● **Given task**: Each line containing the word "болтами" must be collected.

═══ Supplied information ═══

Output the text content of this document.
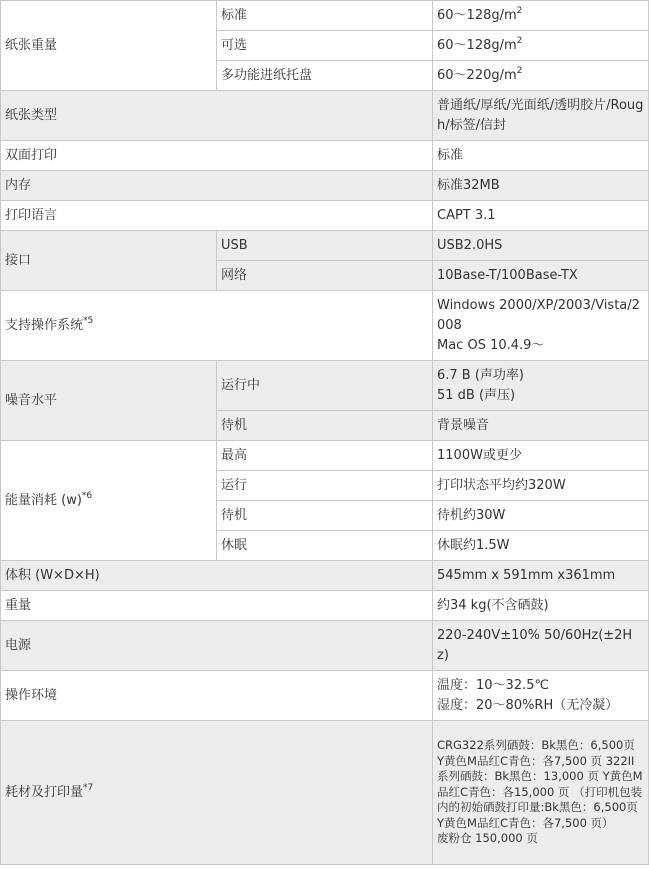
纸张重量	标准	$60\sim 128g/m^2$
	可选	$60\sim 128g/m^2$
	多功能进纸托盘	$60\sim 220g/m^2$
纸张类型		普通纸/厚纸/光面纸/透明胶片/Rough/标签/信封
双面打印		标准
内存		标准32MB
打印语言		CAPT 3.1
接口	USB	USB2.0HS
	网络	10Base-T/100Base-TX
支持操作系统$^{*5}$		Windows 2000/XP/2003/Vista/2008
Mac OS 10.4.9～

噪音水平	运行中	6.7 B (声功率)
51 dB (声压)

	待机	背景噪音
能量消耗 $(w)^{*6}$	最高	1100W或更少
	运行	打印状态平均约320W
	待机	待机约30W
	休眠	休眠约1.5W
体积 (W×D×H)		545mm x 591mm x361mm
重量		约34 kg(不含硒鼓)
电源		220-240V±10% 50/60Hz(±2Hz)
操作环境		温度：10～32.5℃
湿度：20～80%RH（无冷凝）

耗材及打印量$^{*7}$		CRG322系列硒鼓：Bk黑色：6,500页 Y黄色M品红C青色：各7,500 页 322II系列硒鼓：Bk黑色：13,000 页 Y黄色M品红C青色：各15,000 页 （打印机包装内的初始硒鼓打印量:Bk黑色：6,500页 Y黄色M品红C青色：各7,500 页）
废粉仓 150,000 页
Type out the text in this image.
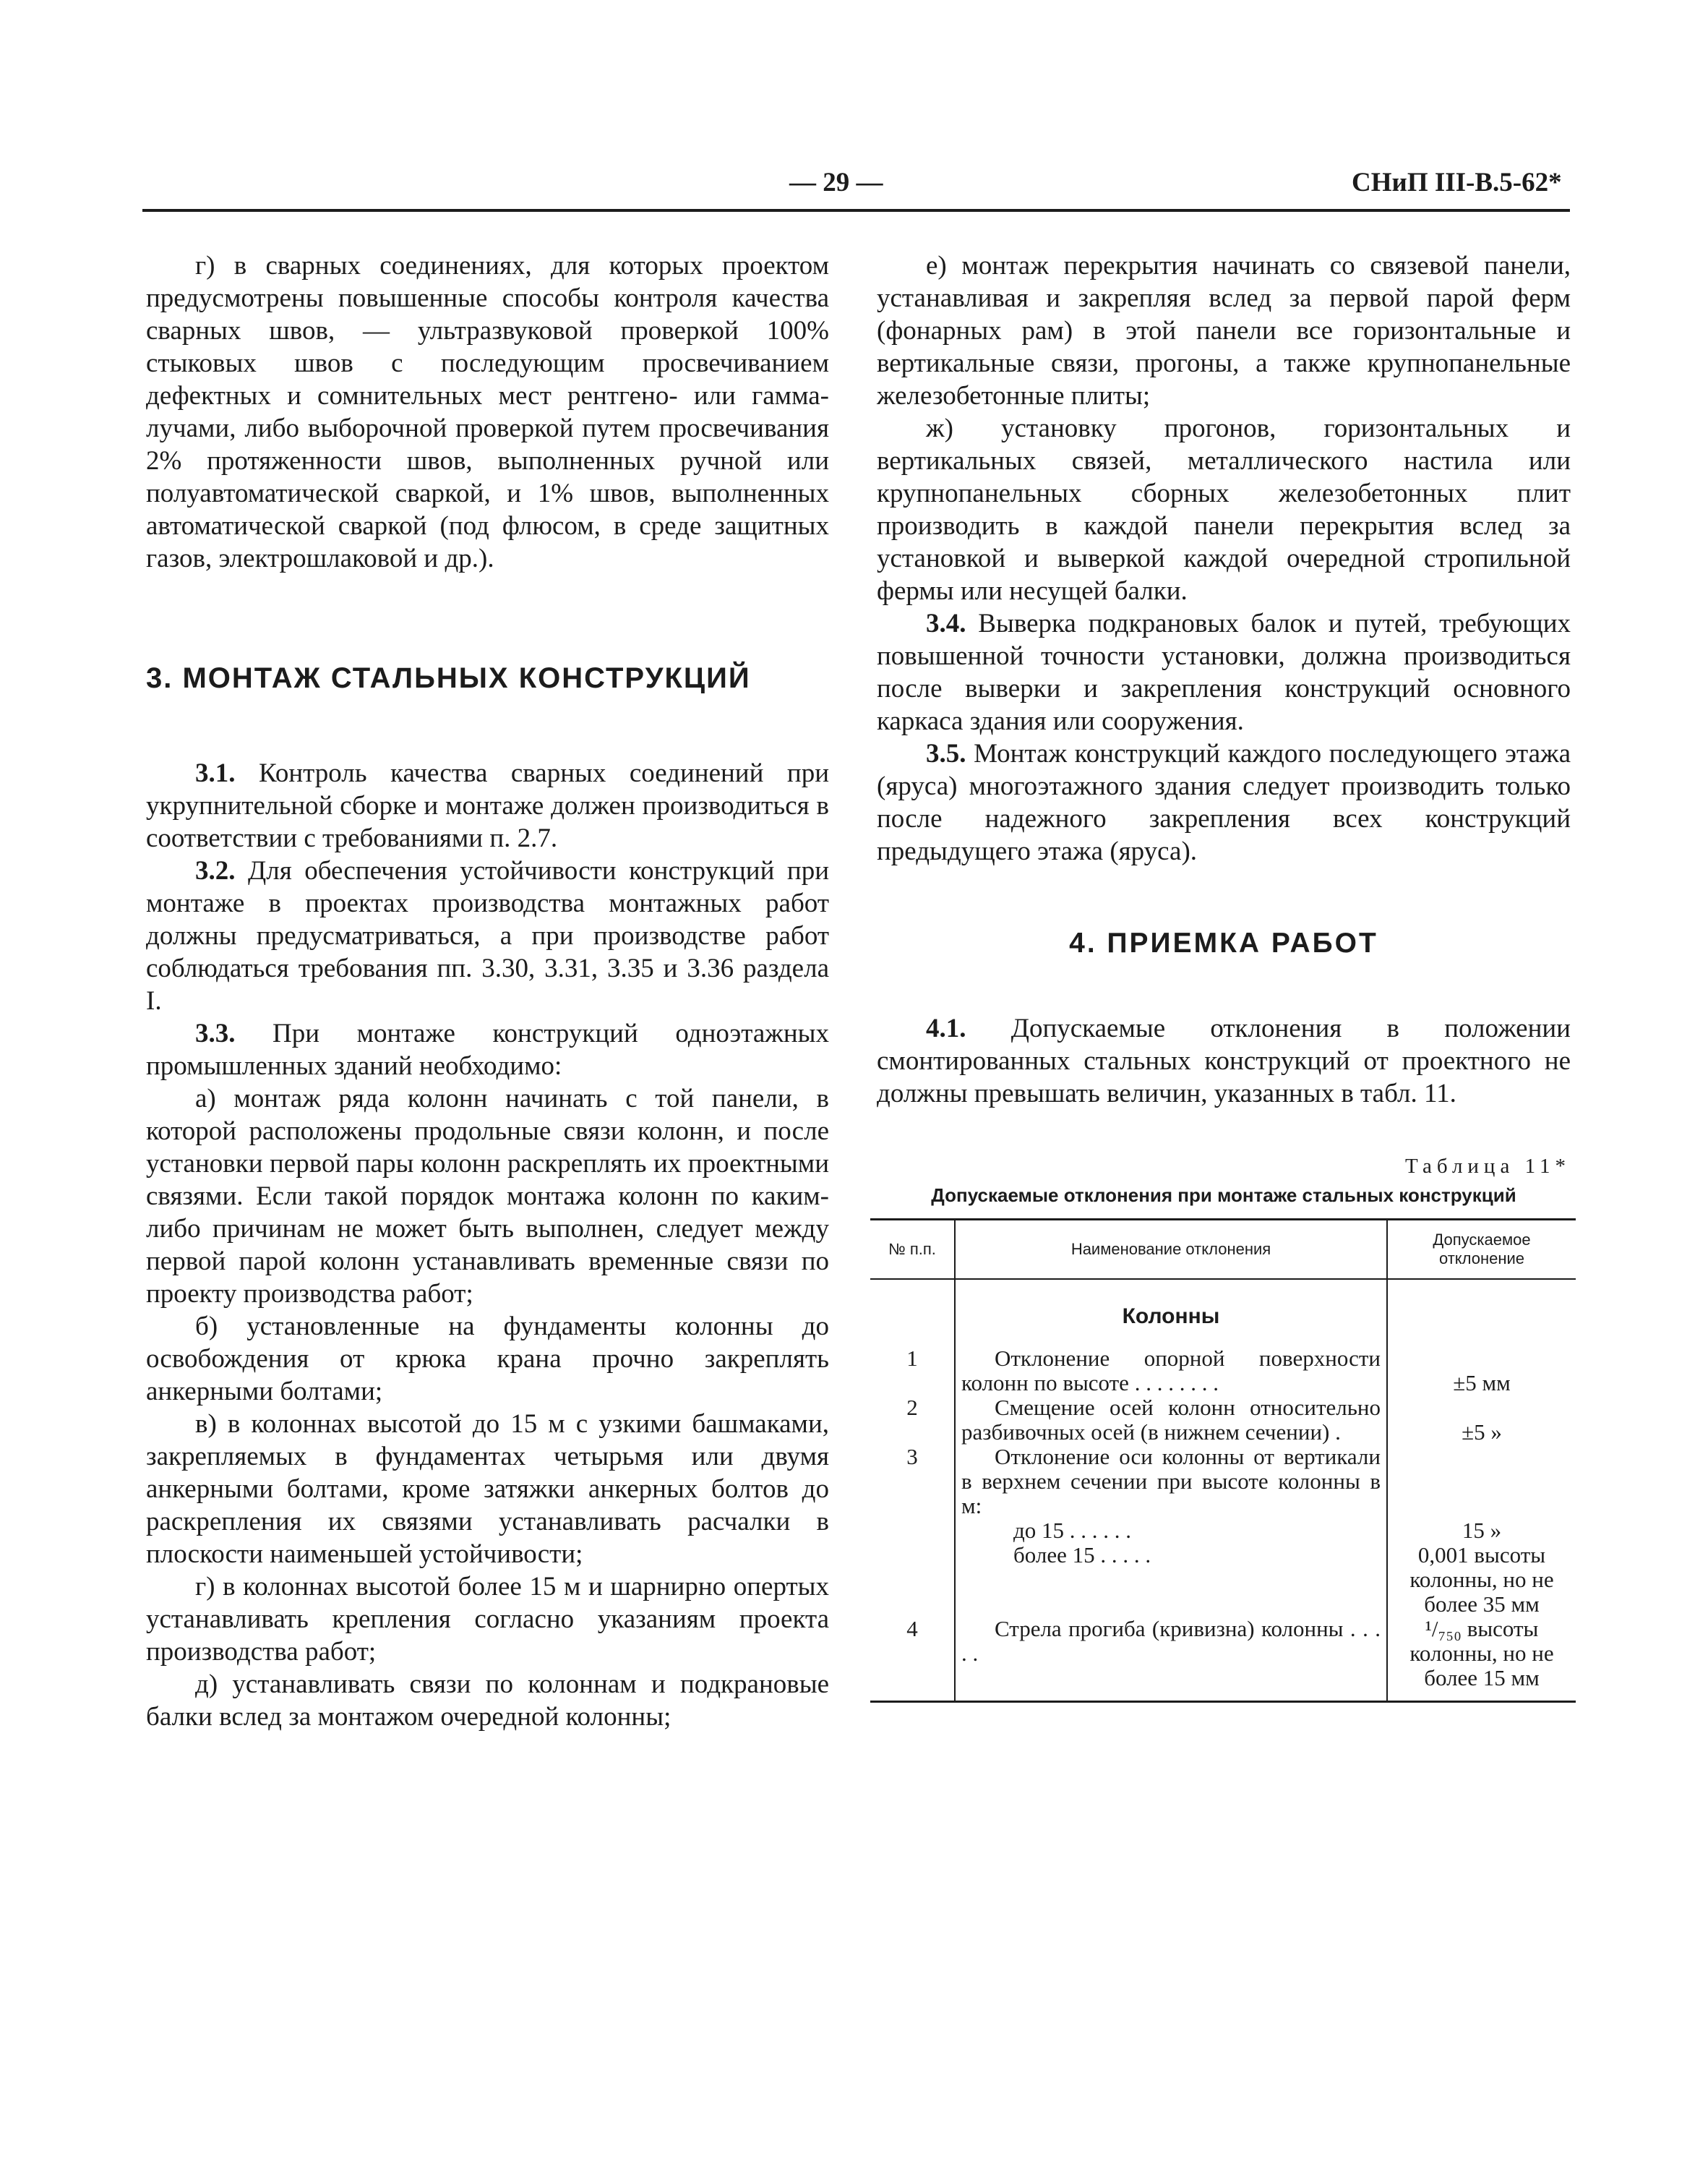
— 29 —	СНиП III-В.5-62*

г) в сварных соединениях, для которых проектом предусмотрены повышенные способы контроля качества сварных швов, — ультразвуковой проверкой 100% стыковых швов с последующим просвечиванием дефектных и сомнительных мест рентгено- или гамма-лучами, либо выборочной проверкой путем просвечивания 2% протяженности швов, выполненных ручной или полуавтоматической сваркой, и 1% швов, выполненных автоматической сваркой (под флюсом, в среде защитных газов, электрошлаковой и др.).

3. МОНТАЖ СТАЛЬНЫХ КОНСТРУКЦИЙ

3.1. Контроль качества сварных соединений при укрупнительной сборке и монтаже должен производиться в соответствии с требованиями п. 2.7.

3.2. Для обеспечения устойчивости конструкций при монтаже в проектах производства монтажных работ должны предусматриваться, а при производстве работ соблюдаться требования пп. 3.30, 3.31, 3.35 и 3.36 раздела I.

3.3. При монтаже конструкций одноэтажных промышленных зданий необходимо:

а) монтаж ряда колонн начинать с той панели, в которой расположены продольные связи колонн, и после установки первой пары колонн раскреплять их проектными связями. Если такой порядок монтажа колонн по каким-либо причинам не может быть выполнен, следует между первой парой колонн устанавливать временные связи по проекту производства работ;

б) установленные на фундаменты колонны до освобождения от крюка крана прочно закреплять анкерными болтами;

в) в колоннах высотой до 15 м с узкими башмаками, закрепляемых в фундаментах четырьмя или двумя анкерными болтами, кроме затяжки анкерных болтов до раскрепления их связями устанавливать расчалки в плоскости наименьшей устойчивости;

г) в колоннах высотой более 15 м и шарнирно опертых устанавливать крепления согласно указаниям проекта производства работ;

д) устанавливать связи по колоннам и подкрановые балки вслед за монтажом очередной колонны;

е) монтаж перекрытия начинать со связевой панели, устанавливая и закрепляя вслед за первой парой ферм (фонарных рам) в этой панели все горизонтальные и вертикальные связи, прогоны, а также крупнопанельные железобетонные плиты;

ж) установку прогонов, горизонтальных и вертикальных связей, металлического настила или крупнопанельных сборных железобетонных плит производить в каждой панели перекрытия вслед за установкой и выверкой каждой очередной стропильной фермы или несущей балки.

3.4. Выверка подкрановых балок и путей, требующих повышенной точности установки, должна производиться после выверки и закрепления конструкций основного каркаса здания или сооружения.

3.5. Монтаж конструкций каждого последующего этажа (яруса) многоэтажного здания следует производить только после надежного закрепления всех конструкций предыдущего этажа (яруса).

4. ПРИЕМКА РАБОТ

4.1. Допускаемые отклонения в положении смонтированных стальных конструкций от проектного не должны превышать величин, указанных в табл. 11.

Таблица 11*
Допускаемые отклонения при монтаже стальных конструкций
№ п.п.	Наименование отклонения	Допускаемое отклонение
	Колонны	
1	Отклонение опорной поверхности колонн по высоте . . . . . . . .	±5 мм
2	Смещение осей колонн относительно разбивочных осей (в нижнем сечении) .	±5 »
3	Отклонение оси колонны от вертикали в верхнем сечении при высоте колонны в м:	
	до 15 . . . . . .	15 »
	более 15 . . . . .	0,001 высоты колонны, но не более 35 мм
4	Стрела прогиба (кривизна) колонны . . . . .	¹/₇₅₀ высоты колонны, но не более 15 мм
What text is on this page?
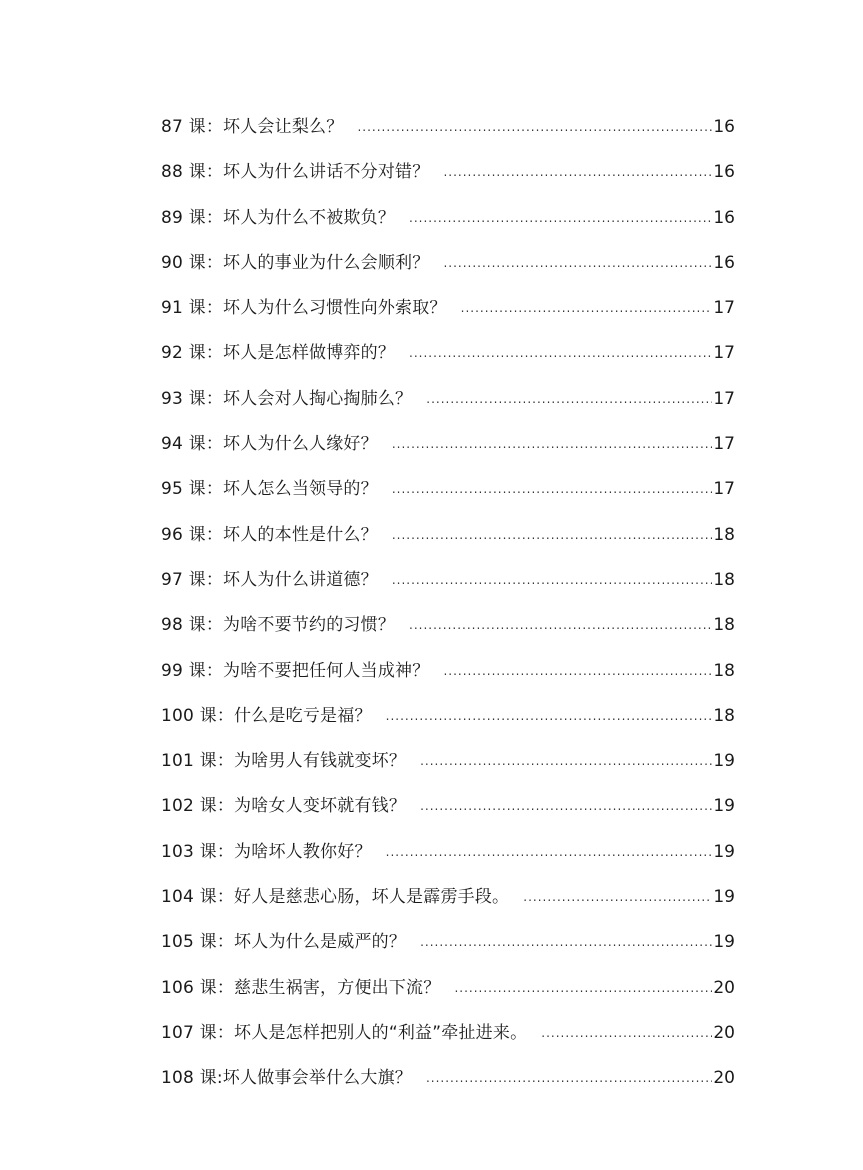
87 课：坏人会让梨么？ .....	16
88 课：坏人为什么讲话不分对错？ .....	16
89 课：坏人为什么不被欺负？ .....	16
90 课：坏人的事业为什么会顺利？ .....	16
91 课：坏人为什么习惯性向外索取？ .....	17
92 课：坏人是怎样做博弈的？ .....	17
93 课：坏人会对人掏心掏肺么？ .....	17
94 课：坏人为什么人缘好？ .....	17
95 课：坏人怎么当领导的？ .....	17
96 课：坏人的本性是什么？ .....	18
97 课：坏人为什么讲道德？ .....	18
98 课：为啥不要节约的习惯？ .....	18
99 课：为啥不要把任何人当成神？ .....	18
100 课：什么是吃亏是福？ .....	18
101 课：为啥男人有钱就变坏？ .....	19
102 课：为啥女人变坏就有钱？ .....	19
103 课：为啥坏人教你好？ .....	19
104 课：好人是慈悲心肠，坏人是霹雳手段。 .....	19
105 课：坏人为什么是威严的？ .....	19
106 课：慈悲生祸害，方便出下流？ .....	20
107 课：坏人是怎样把别人的“利益”牵扯进来。 .....	20
108 课:坏人做事会举什么大旗？ .....	20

═══

● **Written answer**:
б) установленные на фундаменты колонны до освобождения от крюка крана прочно закреплять анкерными болтами;
в) в колоннах высотой до 15 м с узкими башмаками, закрепляемых в фундаментах четырьмя или двумя анкерными болтами, кроме затяжки анкерных болтов до раскрепления их связями устанавливать расчалки в плоскости наименьшей устойчивости;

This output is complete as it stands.